Copy the data exactly as it appears, and do not include any pictures.

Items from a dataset
——————

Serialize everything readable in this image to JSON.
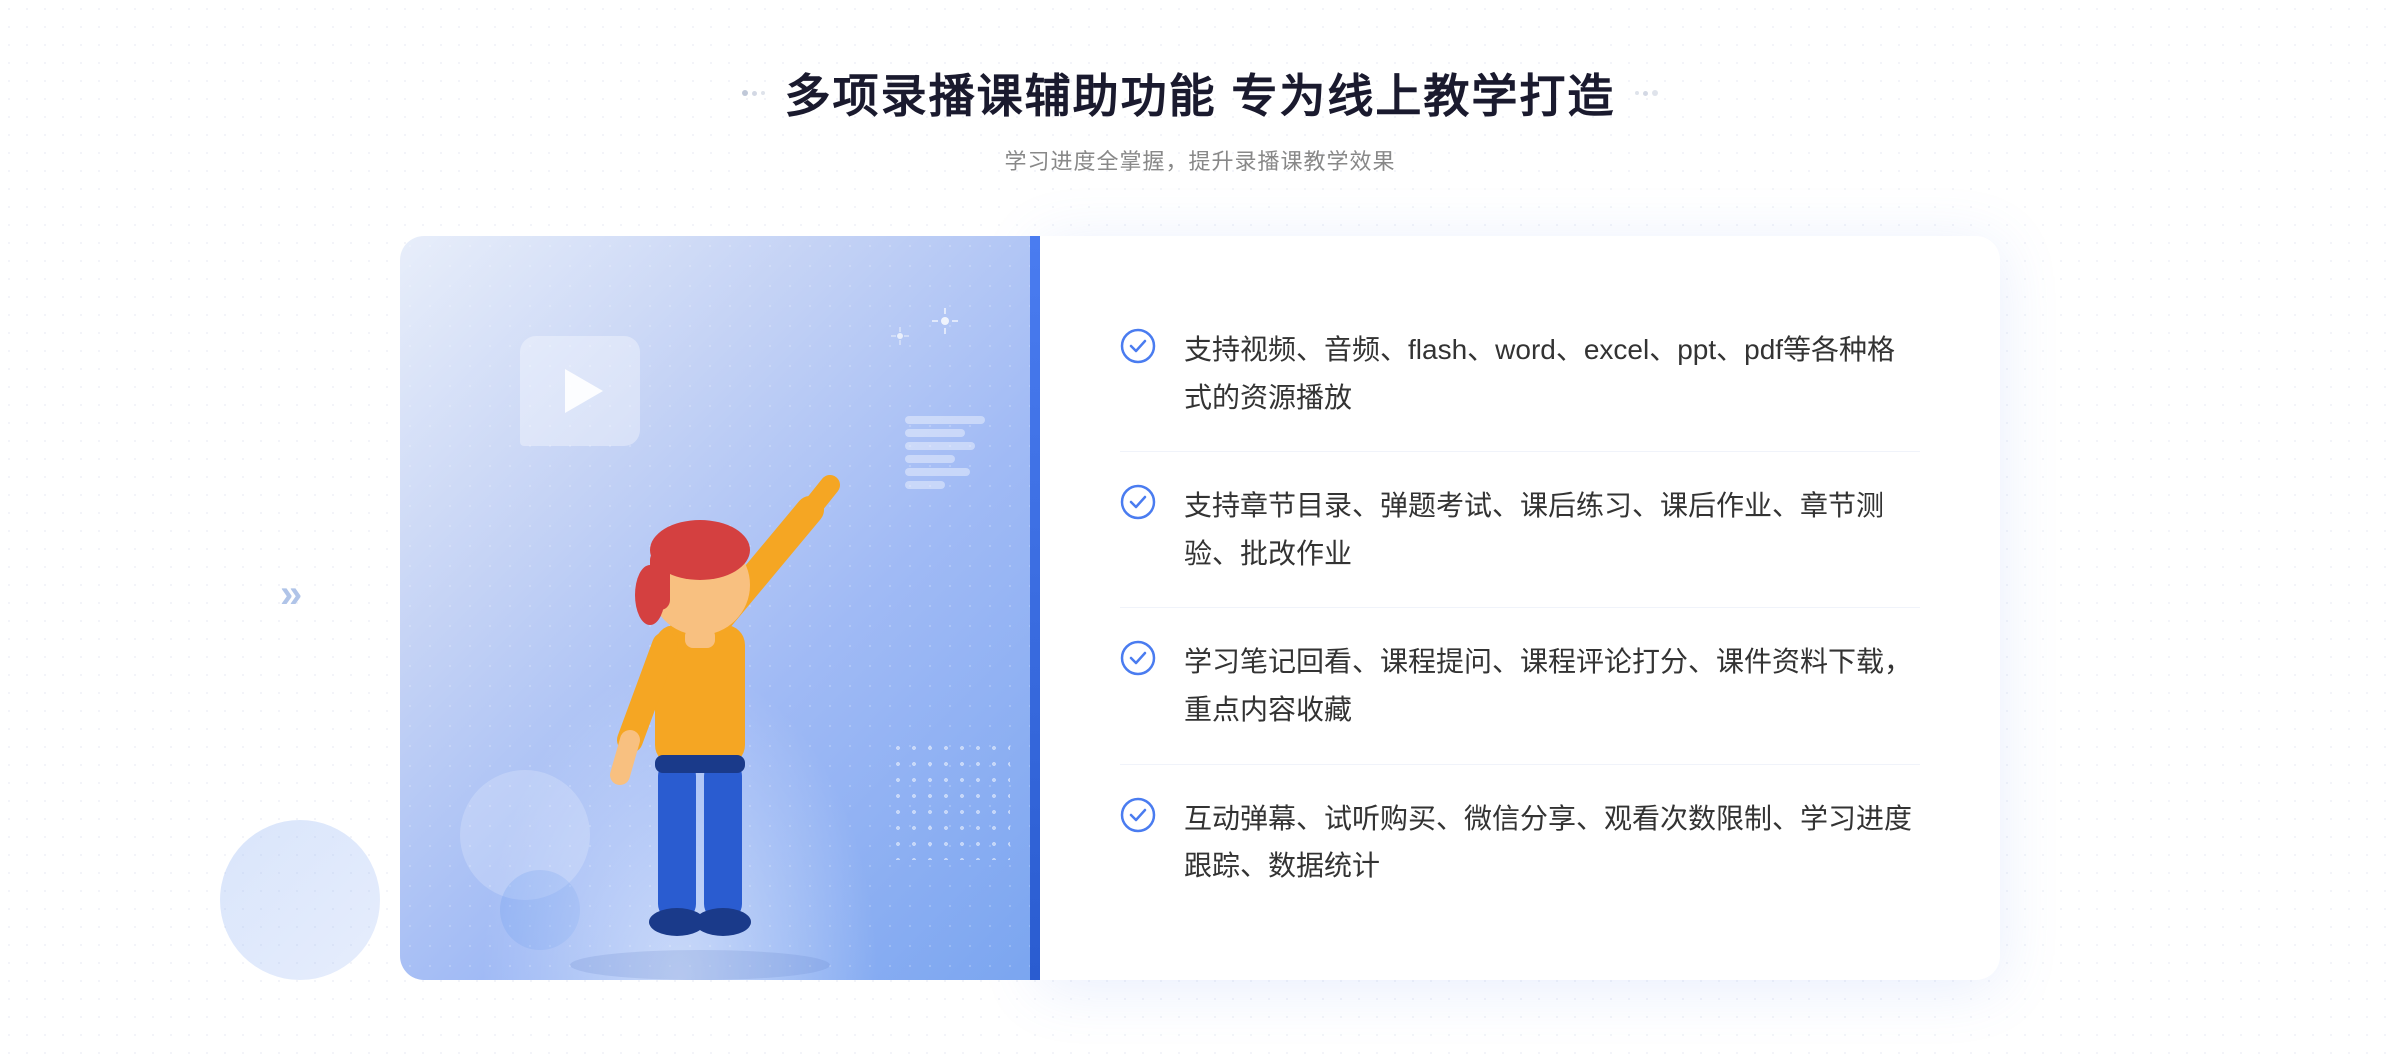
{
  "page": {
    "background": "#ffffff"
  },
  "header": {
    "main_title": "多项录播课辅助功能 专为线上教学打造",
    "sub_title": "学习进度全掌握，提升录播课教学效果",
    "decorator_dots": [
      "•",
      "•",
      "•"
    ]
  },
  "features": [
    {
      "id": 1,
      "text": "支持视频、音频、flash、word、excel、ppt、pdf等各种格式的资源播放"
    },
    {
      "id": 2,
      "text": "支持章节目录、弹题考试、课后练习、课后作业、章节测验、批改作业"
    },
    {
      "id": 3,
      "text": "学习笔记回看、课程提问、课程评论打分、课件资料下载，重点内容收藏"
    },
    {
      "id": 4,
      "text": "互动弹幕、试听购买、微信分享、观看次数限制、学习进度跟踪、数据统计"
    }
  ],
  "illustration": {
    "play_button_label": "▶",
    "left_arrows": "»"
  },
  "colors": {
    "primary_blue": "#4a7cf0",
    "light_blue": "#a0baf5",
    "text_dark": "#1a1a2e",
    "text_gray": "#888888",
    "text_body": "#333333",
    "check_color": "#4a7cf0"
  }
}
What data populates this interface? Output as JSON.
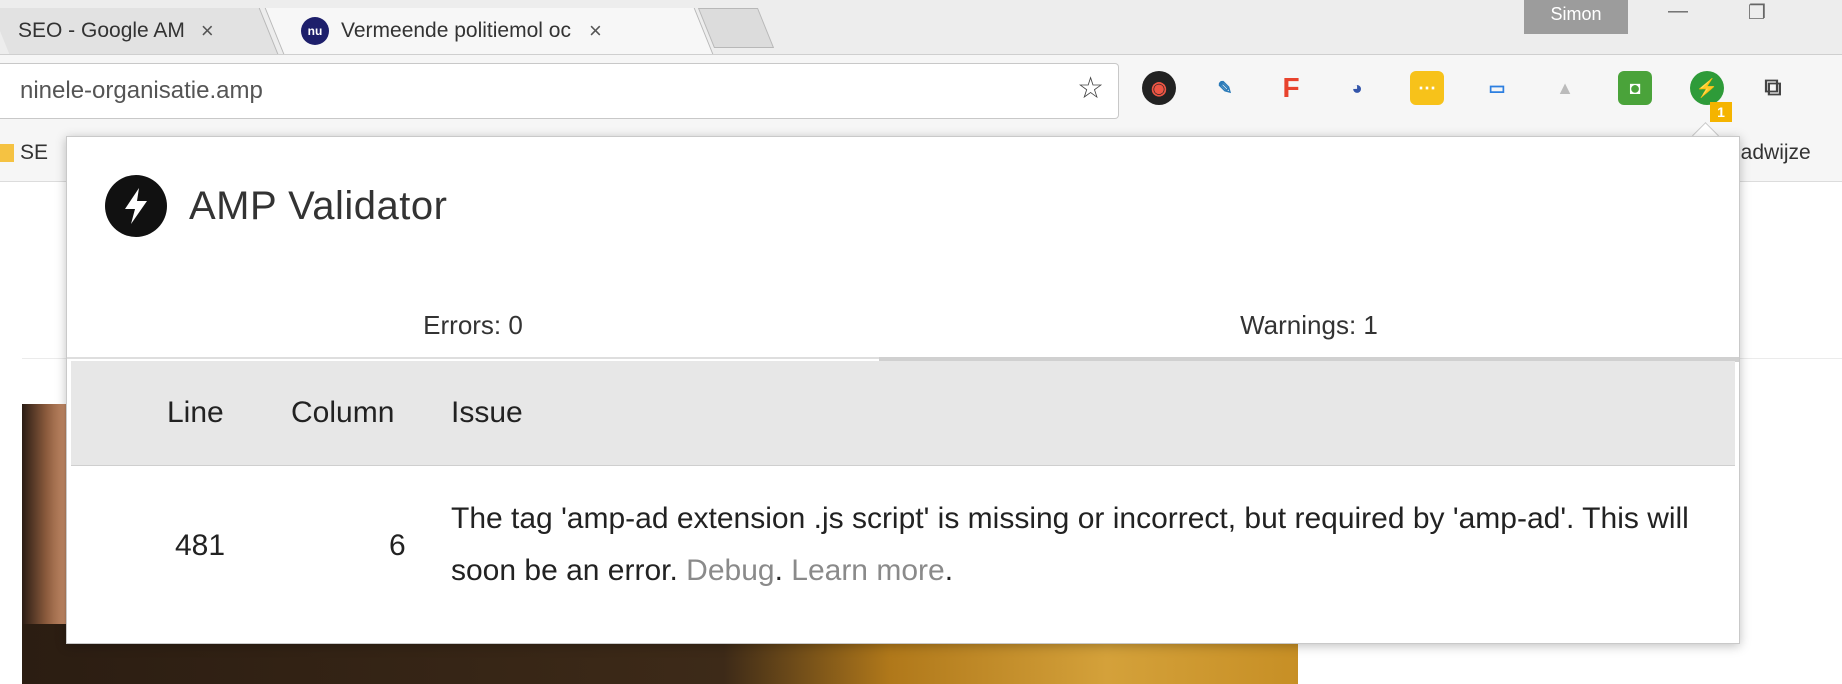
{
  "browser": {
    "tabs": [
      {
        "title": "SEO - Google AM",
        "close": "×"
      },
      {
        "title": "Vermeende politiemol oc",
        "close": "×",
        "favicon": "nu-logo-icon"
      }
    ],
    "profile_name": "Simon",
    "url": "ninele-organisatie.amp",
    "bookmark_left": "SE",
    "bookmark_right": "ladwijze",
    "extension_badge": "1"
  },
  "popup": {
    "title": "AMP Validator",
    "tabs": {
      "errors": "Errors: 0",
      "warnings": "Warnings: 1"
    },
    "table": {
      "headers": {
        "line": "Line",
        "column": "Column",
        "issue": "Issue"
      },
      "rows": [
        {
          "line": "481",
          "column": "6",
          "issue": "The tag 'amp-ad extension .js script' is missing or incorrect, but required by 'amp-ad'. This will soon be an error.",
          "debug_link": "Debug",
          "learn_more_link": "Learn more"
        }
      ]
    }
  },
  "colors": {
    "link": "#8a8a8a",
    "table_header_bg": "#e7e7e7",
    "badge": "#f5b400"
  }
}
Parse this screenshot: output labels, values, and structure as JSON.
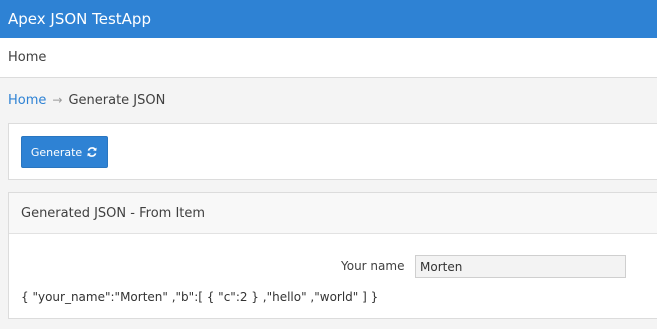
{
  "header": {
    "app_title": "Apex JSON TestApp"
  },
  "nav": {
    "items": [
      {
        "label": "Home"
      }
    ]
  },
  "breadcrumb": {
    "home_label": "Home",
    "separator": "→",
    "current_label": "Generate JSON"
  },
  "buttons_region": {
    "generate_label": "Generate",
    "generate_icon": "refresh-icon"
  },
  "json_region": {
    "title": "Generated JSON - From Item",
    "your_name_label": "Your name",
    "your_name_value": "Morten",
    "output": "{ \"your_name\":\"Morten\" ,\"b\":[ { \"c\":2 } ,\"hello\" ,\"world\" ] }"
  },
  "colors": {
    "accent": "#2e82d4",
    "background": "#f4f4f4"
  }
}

——————

RESPONSE TO THIS TASK
Serialize everything readable in this image to JSON.
{
  "page": {
    "background": "#ffffff"
  },
  "header": {
    "main_title": "多项录播课辅助功能 专为线上教学打造",
    "sub_title": "学习进度全掌握，提升录播课教学效果",
    "decorator_dots": [
      "•",
      "•",
      "•"
    ]
  },
  "features": [
    {
      "id": 1,
      "text": "支持视频、音频、flash、word、excel、ppt、pdf等各种格式的资源播放"
    },
    {
      "id": 2,
      "text": "支持章节目录、弹题考试、课后练习、课后作业、章节测验、批改作业"
    },
    {
      "id": 3,
      "text": "学习笔记回看、课程提问、课程评论打分、课件资料下载，重点内容收藏"
    },
    {
      "id": 4,
      "text": "互动弹幕、试听购买、微信分享、观看次数限制、学习进度跟踪、数据统计"
    }
  ],
  "illustration": {
    "play_button_label": "▶",
    "left_arrows": "»"
  },
  "colors": {
    "primary_blue": "#4a7cf0",
    "light_blue": "#a0baf5",
    "text_dark": "#1a1a2e",
    "text_gray": "#888888",
    "text_body": "#333333",
    "check_color": "#4a7cf0"
  }
}
What data populates this interface? Output as JSON.
{
  "browser": {
    "tabs": [
      {
        "title": "SEO - Google AM",
        "close": "×"
      },
      {
        "title": "Vermeende politiemol oc",
        "close": "×",
        "favicon": "nu-logo-icon"
      }
    ],
    "profile_name": "Simon",
    "url": "ninele-organisatie.amp",
    "bookmark_left": "SE",
    "bookmark_right": "ladwijze",
    "extension_badge": "1"
  },
  "popup": {
    "title": "AMP Validator",
    "tabs": {
      "errors": "Errors: 0",
      "warnings": "Warnings: 1"
    },
    "table": {
      "headers": {
        "line": "Line",
        "column": "Column",
        "issue": "Issue"
      },
      "rows": [
        {
          "line": "481",
          "column": "6",
          "issue": "The tag 'amp-ad extension .js script' is missing or incorrect, but required by 'amp-ad'. This will soon be an error.",
          "debug_link": "Debug",
          "learn_more_link": "Learn more"
        }
      ]
    }
  },
  "colors": {
    "link": "#8a8a8a",
    "table_header_bg": "#e7e7e7",
    "badge": "#f5b400"
  }
}
Parse this screenshot: output labels, values, and structure as JSON.
{
  "header": {
    "app_title": "Apex JSON TestApp"
  },
  "nav": {
    "items": [
      {
        "label": "Home"
      }
    ]
  },
  "breadcrumb": {
    "home_label": "Home",
    "separator": "→",
    "current_label": "Generate JSON"
  },
  "buttons_region": {
    "generate_label": "Generate",
    "generate_icon": "refresh-icon"
  },
  "json_region": {
    "title": "Generated JSON - From Item",
    "your_name_label": "Your name",
    "your_name_value": "Morten",
    "output": "{ \"your_name\":\"Morten\" ,\"b\":[ { \"c\":2 } ,\"hello\" ,\"world\" ] }"
  },
  "colors": {
    "accent": "#2e82d4",
    "background": "#f4f4f4"
  }
}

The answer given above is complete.